# [Rows]

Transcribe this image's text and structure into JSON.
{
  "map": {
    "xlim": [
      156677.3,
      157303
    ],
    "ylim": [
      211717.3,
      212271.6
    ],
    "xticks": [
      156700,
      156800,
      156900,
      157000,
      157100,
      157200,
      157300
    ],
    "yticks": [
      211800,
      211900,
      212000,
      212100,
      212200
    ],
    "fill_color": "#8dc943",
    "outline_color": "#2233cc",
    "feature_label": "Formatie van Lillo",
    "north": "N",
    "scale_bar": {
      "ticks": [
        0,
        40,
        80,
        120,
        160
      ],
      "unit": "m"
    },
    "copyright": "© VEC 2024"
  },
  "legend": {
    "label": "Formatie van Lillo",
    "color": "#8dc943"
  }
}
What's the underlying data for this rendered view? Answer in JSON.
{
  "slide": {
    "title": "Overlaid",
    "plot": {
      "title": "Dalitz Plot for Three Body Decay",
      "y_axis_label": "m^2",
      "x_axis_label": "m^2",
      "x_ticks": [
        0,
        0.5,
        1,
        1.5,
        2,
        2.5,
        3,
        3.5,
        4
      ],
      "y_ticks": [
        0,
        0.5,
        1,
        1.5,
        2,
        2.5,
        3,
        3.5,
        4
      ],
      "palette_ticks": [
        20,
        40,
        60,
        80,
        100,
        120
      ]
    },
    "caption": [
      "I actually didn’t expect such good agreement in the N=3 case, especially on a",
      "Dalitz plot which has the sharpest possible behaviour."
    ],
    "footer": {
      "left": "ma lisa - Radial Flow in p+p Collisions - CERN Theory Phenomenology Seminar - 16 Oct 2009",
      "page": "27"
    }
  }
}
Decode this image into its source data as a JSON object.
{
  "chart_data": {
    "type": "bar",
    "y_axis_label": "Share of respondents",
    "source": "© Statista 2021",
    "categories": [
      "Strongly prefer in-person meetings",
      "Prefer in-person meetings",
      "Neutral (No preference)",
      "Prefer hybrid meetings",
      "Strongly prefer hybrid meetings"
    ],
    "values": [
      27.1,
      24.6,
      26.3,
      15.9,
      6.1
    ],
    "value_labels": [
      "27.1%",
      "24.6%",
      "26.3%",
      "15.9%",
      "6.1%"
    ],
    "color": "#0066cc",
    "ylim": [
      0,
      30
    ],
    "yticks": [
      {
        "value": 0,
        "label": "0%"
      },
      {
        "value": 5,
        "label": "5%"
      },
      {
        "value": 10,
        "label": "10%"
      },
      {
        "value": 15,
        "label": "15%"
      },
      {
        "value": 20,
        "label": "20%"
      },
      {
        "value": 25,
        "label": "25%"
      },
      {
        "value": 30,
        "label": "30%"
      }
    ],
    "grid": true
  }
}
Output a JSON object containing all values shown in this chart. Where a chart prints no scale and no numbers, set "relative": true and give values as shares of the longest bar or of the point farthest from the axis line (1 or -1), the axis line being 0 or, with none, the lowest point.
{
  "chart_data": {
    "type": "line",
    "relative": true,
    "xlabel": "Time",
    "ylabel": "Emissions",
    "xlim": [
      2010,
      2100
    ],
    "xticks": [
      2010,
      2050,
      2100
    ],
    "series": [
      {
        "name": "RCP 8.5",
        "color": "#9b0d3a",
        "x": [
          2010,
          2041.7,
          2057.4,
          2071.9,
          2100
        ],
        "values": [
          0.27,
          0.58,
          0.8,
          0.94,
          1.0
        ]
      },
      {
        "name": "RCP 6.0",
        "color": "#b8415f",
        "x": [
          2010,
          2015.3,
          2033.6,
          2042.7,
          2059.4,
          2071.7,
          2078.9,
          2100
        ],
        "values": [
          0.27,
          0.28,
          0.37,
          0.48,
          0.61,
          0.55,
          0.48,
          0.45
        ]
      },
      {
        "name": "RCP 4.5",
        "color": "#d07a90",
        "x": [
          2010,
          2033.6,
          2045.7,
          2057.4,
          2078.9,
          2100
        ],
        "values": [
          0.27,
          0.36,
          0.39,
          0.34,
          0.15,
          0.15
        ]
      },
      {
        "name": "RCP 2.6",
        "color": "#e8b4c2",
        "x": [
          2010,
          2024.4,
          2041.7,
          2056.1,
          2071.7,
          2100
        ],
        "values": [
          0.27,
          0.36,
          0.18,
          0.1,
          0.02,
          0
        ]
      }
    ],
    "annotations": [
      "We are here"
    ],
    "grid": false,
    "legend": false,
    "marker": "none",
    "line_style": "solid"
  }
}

# [Exercise description]
Transcribe the data. Leave every line exactly as it is.

# [Response]
Transcribe this image's text and structure into JSON.
{
  "map": {
    "xlim": [
      156677.3,
      157303
    ],
    "ylim": [
      211717.3,
      212271.6
    ],
    "xticks": [
      156700,
      156800,
      156900,
      157000,
      157100,
      157200,
      157300
    ],
    "yticks": [
      211800,
      211900,
      212000,
      212100,
      212200
    ],
    "fill_color": "#8dc943",
    "outline_color": "#2233cc",
    "feature_label": "Formatie van Lillo",
    "north": "N",
    "scale_bar": {
      "ticks": [
        0,
        40,
        80,
        120,
        160
      ],
      "unit": "m"
    },
    "copyright": "© VEC 2024"
  },
  "legend": {
    "label": "Formatie van Lillo",
    "color": "#8dc943"
  }
}
What's the underlying data for this rendered view? Answer in JSON.
{
  "slide": {
    "title": "Overlaid",
    "plot": {
      "title": "Dalitz Plot for Three Body Decay",
      "y_axis_label": "m^2",
      "x_axis_label": "m^2",
      "x_ticks": [
        0,
        0.5,
        1,
        1.5,
        2,
        2.5,
        3,
        3.5,
        4
      ],
      "y_ticks": [
        0,
        0.5,
        1,
        1.5,
        2,
        2.5,
        3,
        3.5,
        4
      ],
      "palette_ticks": [
        20,
        40,
        60,
        80,
        100,
        120
      ]
    },
    "caption": [
      "I actually didn’t expect such good agreement in the N=3 case, especially on a",
      "Dalitz plot which has the sharpest possible behaviour."
    ],
    "footer": {
      "left": "ma lisa - Radial Flow in p+p Collisions - CERN Theory Phenomenology Seminar - 16 Oct 2009",
      "page": "27"
    }
  }
}
Decode this image into its source data as a JSON object.
{
  "chart_data": {
    "type": "bar",
    "y_axis_label": "Share of respondents",
    "source": "© Statista 2021",
    "categories": [
      "Strongly prefer in-person meetings",
      "Prefer in-person meetings",
      "Neutral (No preference)",
      "Prefer hybrid meetings",
      "Strongly prefer hybrid meetings"
    ],
    "values": [
      27.1,
      24.6,
      26.3,
      15.9,
      6.1
    ],
    "value_labels": [
      "27.1%",
      "24.6%",
      "26.3%",
      "15.9%",
      "6.1%"
    ],
    "color": "#0066cc",
    "ylim": [
      0,
      30
    ],
    "yticks": [
      {
        "value": 0,
        "label": "0%"
      },
      {
        "value": 5,
        "label": "5%"
      },
      {
        "value": 10,
        "label": "10%"
      },
      {
        "value": 15,
        "label": "15%"
      },
      {
        "value": 20,
        "label": "20%"
      },
      {
        "value": 25,
        "label": "25%"
      },
      {
        "value": 30,
        "label": "30%"
      }
    ],
    "grid": true
  }
}
Output a JSON object containing all values shown in this chart. Where a chart prints no scale and no numbers, set "relative": true and give values as shares of the longest bar or of the point farthest from the axis line (1 or -1), the axis line being 0 or, with none, the lowest point.
{
  "chart_data": {
    "type": "line",
    "relative": true,
    "xlabel": "Time",
    "ylabel": "Emissions",
    "xlim": [
      2010,
      2100
    ],
    "xticks": [
      2010,
      2050,
      2100
    ],
    "series": [
      {
        "name": "RCP 8.5",
        "color": "#9b0d3a",
        "x": [
          2010,
          2041.7,
          2057.4,
          2071.9,
          2100
        ],
        "values": [
          0.27,
          0.58,
          0.8,
          0.94,
          1.0
        ]
      },
      {
        "name": "RCP 6.0",
        "color": "#b8415f",
        "x": [
          2010,
          2015.3,
          2033.6,
          2042.7,
          2059.4,
          2071.7,
          2078.9,
          2100
        ],
        "values": [
          0.27,
          0.28,
          0.37,
          0.48,
          0.61,
          0.55,
          0.48,
          0.45
        ]
      },
      {
        "name": "RCP 4.5",
        "color": "#d07a90",
        "x": [
          2010,
          2033.6,
          2045.7,
          2057.4,
          2078.9,
          2100
        ],
        "values": [
          0.27,
          0.36,
          0.39,
          0.34,
          0.15,
          0.15
        ]
      },
      {
        "name": "RCP 2.6",
        "color": "#e8b4c2",
        "x": [
          2010,
          2024.4,
          2041.7,
          2056.1,
          2071.7,
          2100
        ],
        "values": [
          0.27,
          0.36,
          0.18,
          0.1,
          0.02,
          0
        ]
      }
    ],
    "annotations": [
      "We are here"
    ],
    "grid": false,
    "legend": false,
    "marker": "none",
    "line_style": "solid"
  }
}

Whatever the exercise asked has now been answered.